What you need to do. Please set down all the lines beneath this one exactly, without the pictures.
== Source records
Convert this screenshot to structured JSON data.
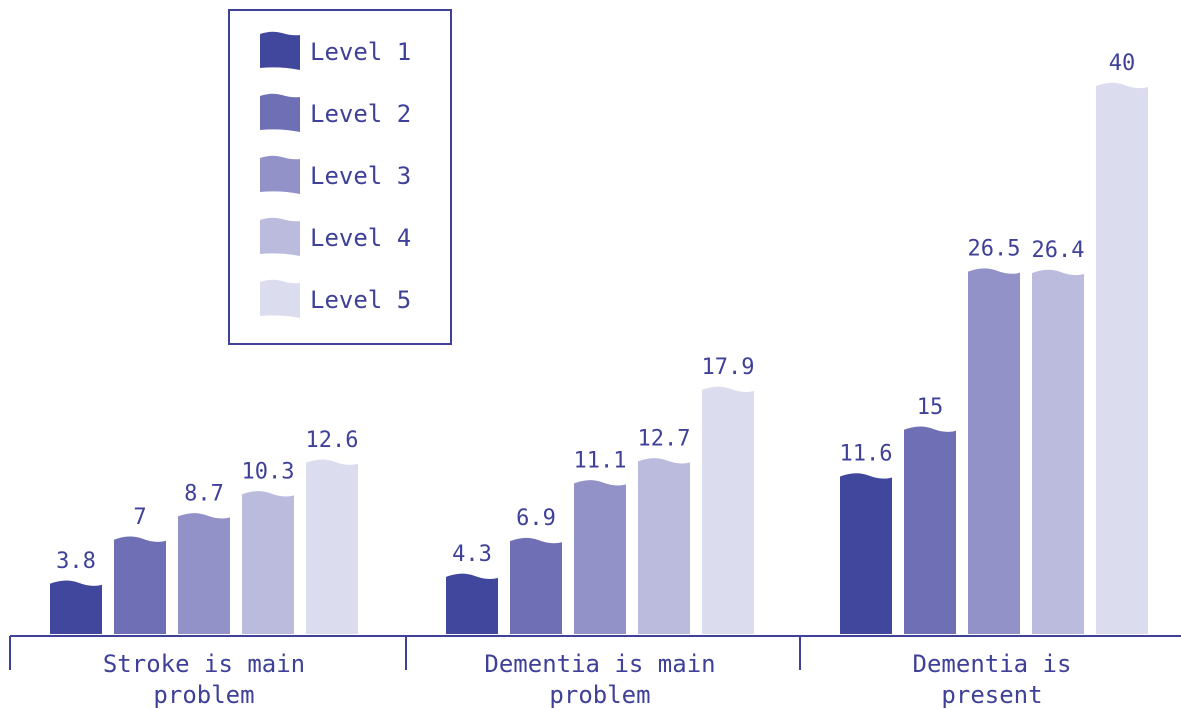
{
  "chart_data": {
    "type": "bar",
    "categories": [
      [
        "Stroke is main",
        "problem"
      ],
      [
        "Dementia is main",
        "problem"
      ],
      [
        "Dementia is",
        "present"
      ]
    ],
    "series": [
      {
        "name": "Level 1",
        "color": "#42479e",
        "values": [
          3.8,
          4.3,
          11.6
        ]
      },
      {
        "name": "Level 2",
        "color": "#6f6fb5",
        "values": [
          7,
          6.9,
          15
        ]
      },
      {
        "name": "Level 3",
        "color": "#9392c8",
        "values": [
          8.7,
          11.1,
          26.5
        ]
      },
      {
        "name": "Level 4",
        "color": "#bbbbdd",
        "values": [
          10.3,
          12.7,
          26.4
        ]
      },
      {
        "name": "Level 5",
        "color": "#dcdcef",
        "values": [
          12.6,
          17.9,
          40
        ]
      }
    ],
    "value_labels": [
      [
        "3.8",
        "4.3",
        "11.6"
      ],
      [
        "7",
        "6.9",
        "15"
      ],
      [
        "8.7",
        "11.1",
        "26.5"
      ],
      [
        "10.3",
        "12.7",
        "26.4"
      ],
      [
        "12.6",
        "17.9",
        "40"
      ]
    ],
    "title": "",
    "xlabel": "",
    "ylabel": "",
    "ylim": [
      0,
      40
    ],
    "legend_position": "top-left",
    "grid": false,
    "axis_color": "#3f4199",
    "text_color": "#3f4199"
  }
}
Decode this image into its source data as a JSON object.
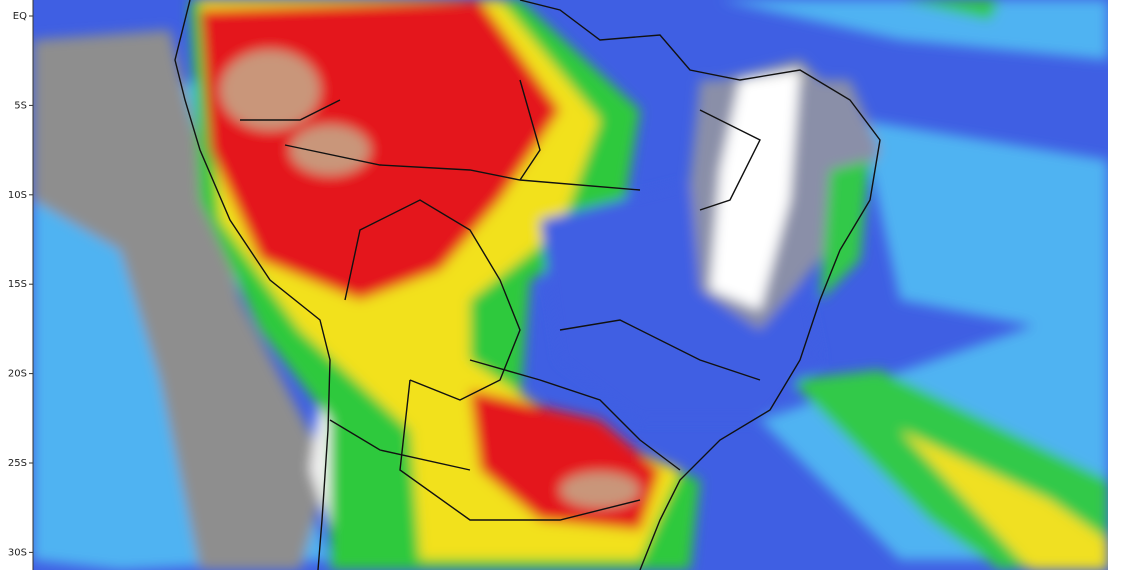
{
  "map": {
    "lat_labels": [
      "EQ",
      "5S",
      "10S",
      "15S",
      "20S",
      "25S",
      "30S"
    ]
  }
}
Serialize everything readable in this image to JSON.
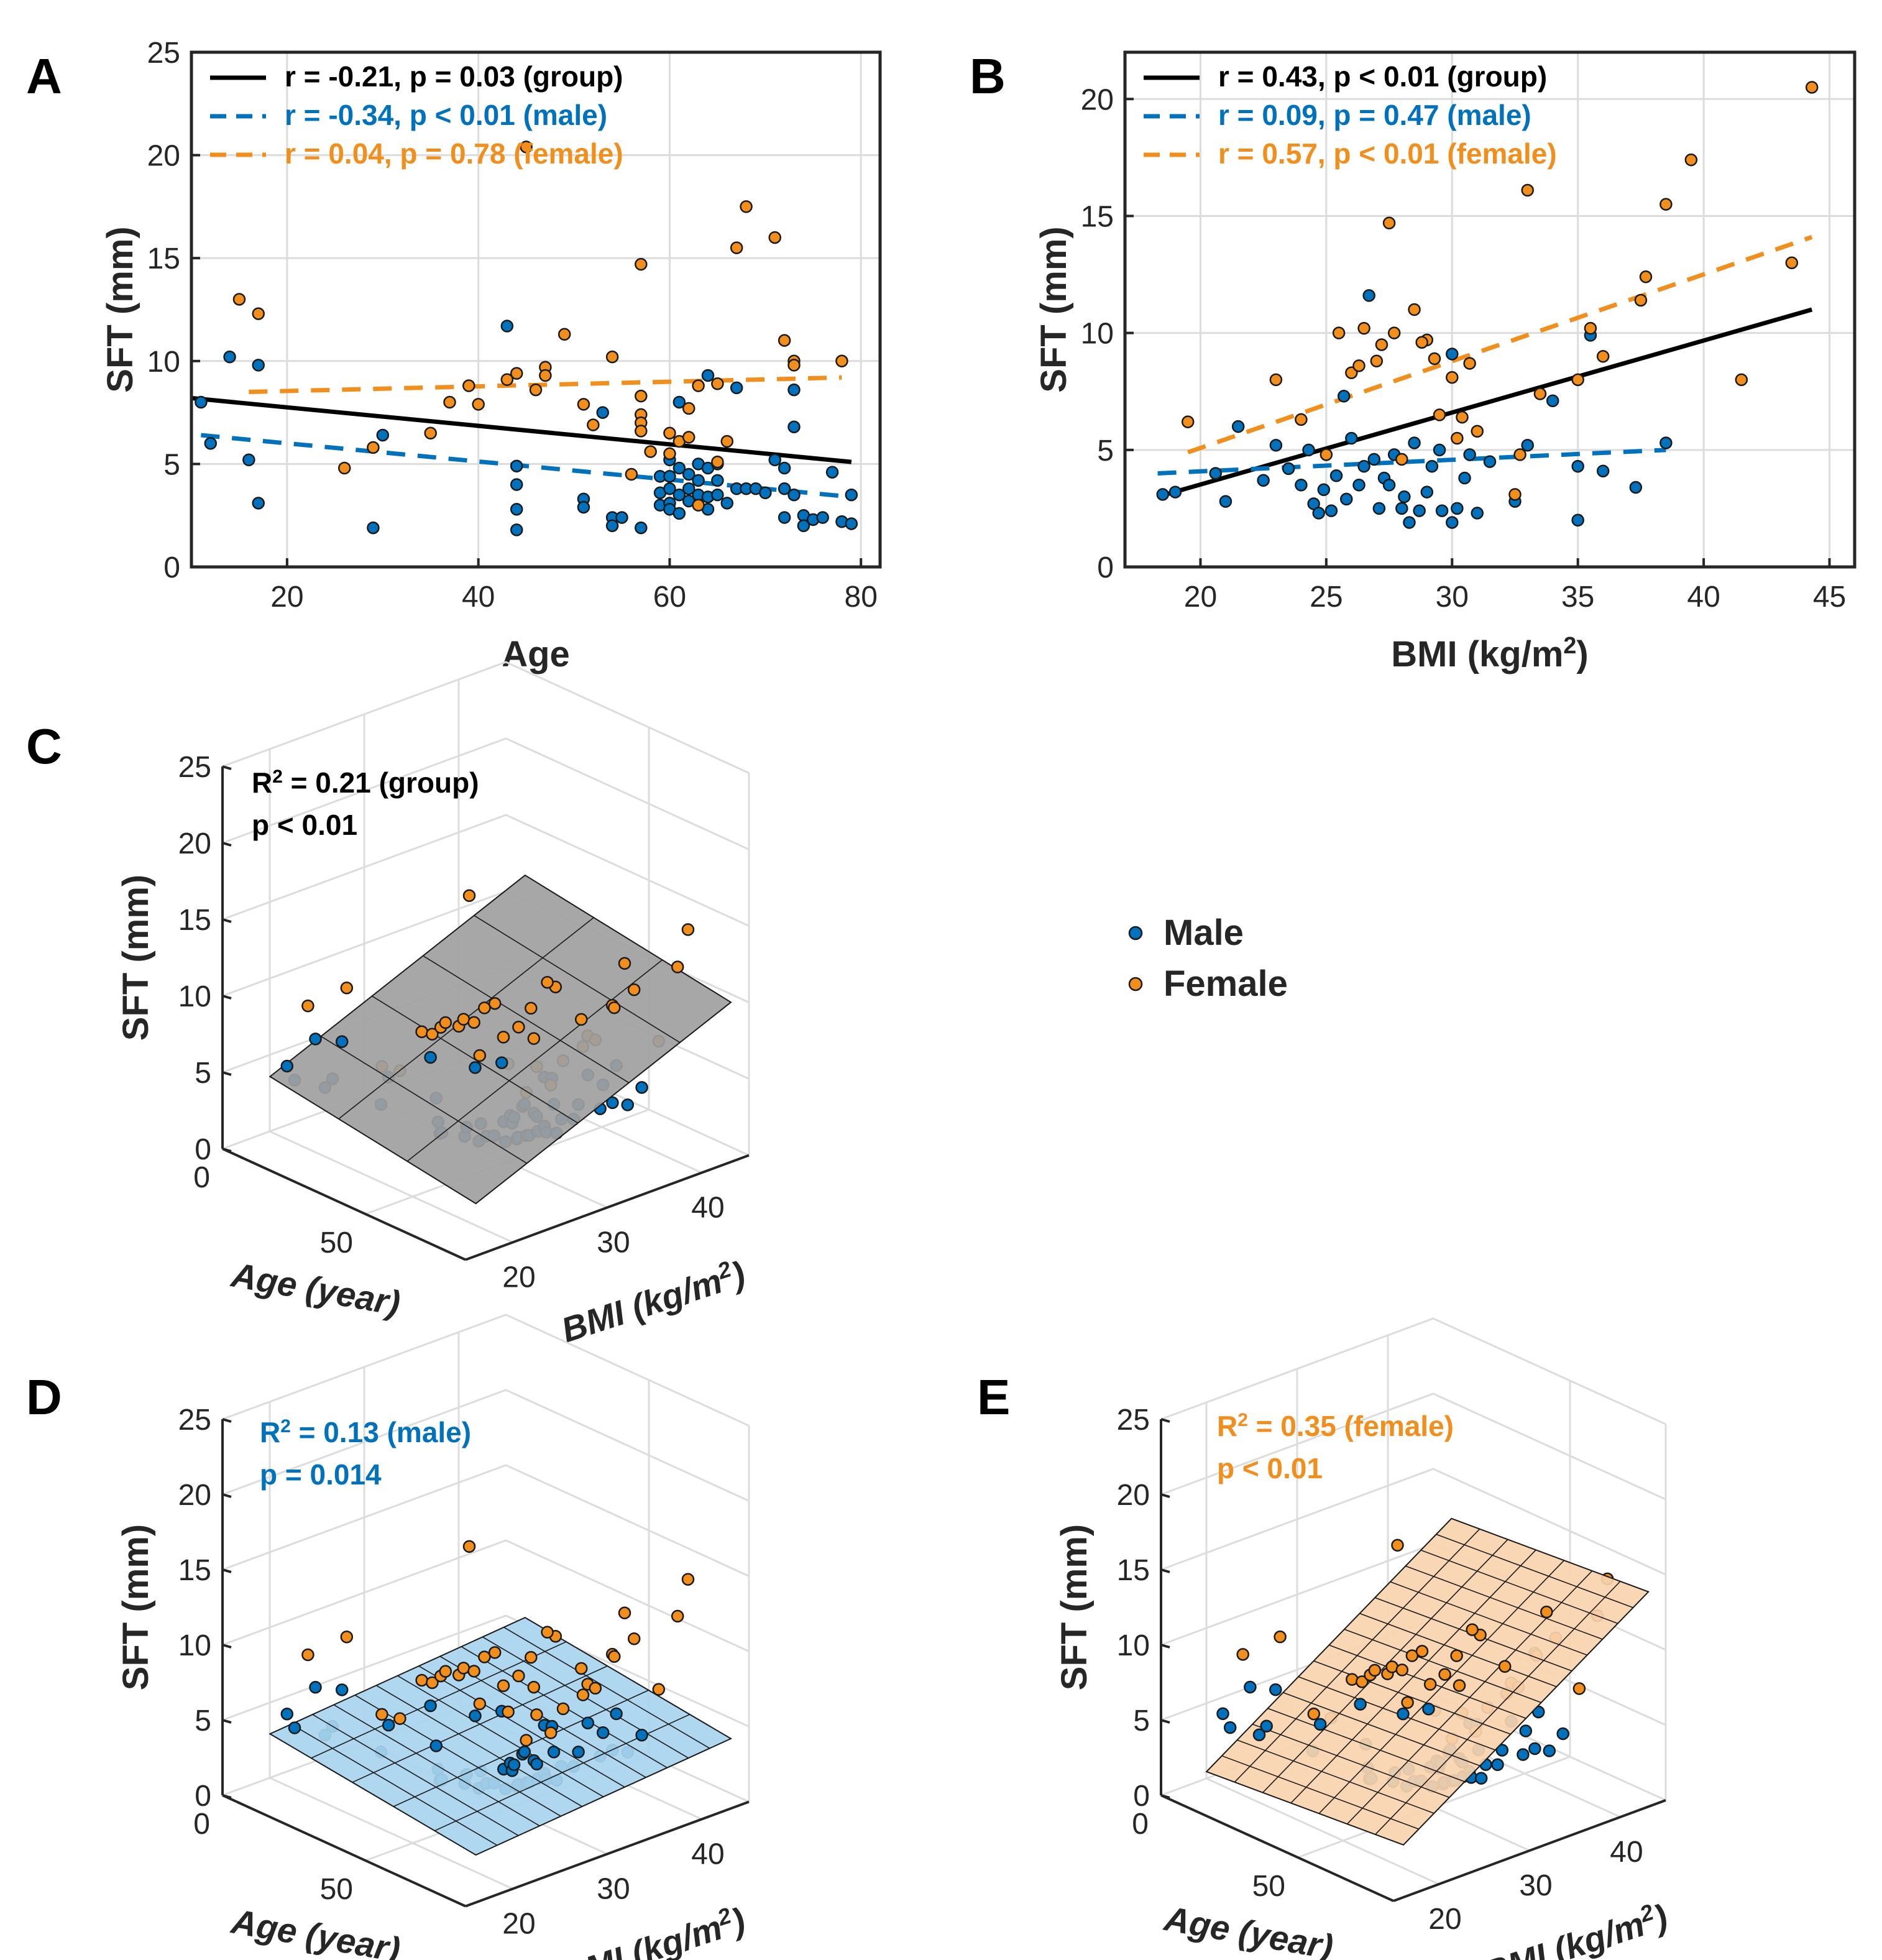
====
Result of the task.
Convert this screenshot to structured JSON data.
{
  "chart_data": {
    "type": "bar",
    "categories": [
      [
        "Stroke is main",
        "problem"
      ],
      [
        "Dementia is main",
        "problem"
      ],
      [
        "Dementia is",
        "present"
      ]
    ],
    "series": [
      {
        "name": "Level 1",
        "color": "#42479e",
        "values": [
          3.8,
          4.3,
          11.6
        ]
      },
      {
        "name": "Level 2",
        "color": "#6f6fb5",
        "values": [
          7,
          6.9,
          15
        ]
      },
      {
        "name": "Level 3",
        "color": "#9392c8",
        "values": [
          8.7,
          11.1,
          26.5
        ]
      },
      {
        "name": "Level 4",
        "color": "#bbbbdd",
        "values": [
          10.3,
          12.7,
          26.4
        ]
      },
      {
        "name": "Level 5",
        "color": "#dcdcef",
        "values": [
          12.6,
          17.9,
          40
        ]
      }
    ],
    "value_labels": [
      [
        "3.8",
        "4.3",
        "11.6"
      ],
      [
        "7",
        "6.9",
        "15"
      ],
      [
        "8.7",
        "11.1",
        "26.5"
      ],
      [
        "10.3",
        "12.7",
        "26.4"
      ],
      [
        "12.6",
        "17.9",
        "40"
      ]
    ],
    "title": "",
    "xlabel": "",
    "ylabel": "",
    "ylim": [
      0,
      40
    ],
    "legend_position": "top-left",
    "grid": false,
    "axis_color": "#3f4199",
    "text_color": "#3f4199"
  }
}
Decode this image into its source data as a JSON object.
{
  "map": {
    "lat_labels": [
      "EQ",
      "5S",
      "10S",
      "15S",
      "20S",
      "25S",
      "30S"
    ]
  }
}
Serialize everything readable in this image to JSON.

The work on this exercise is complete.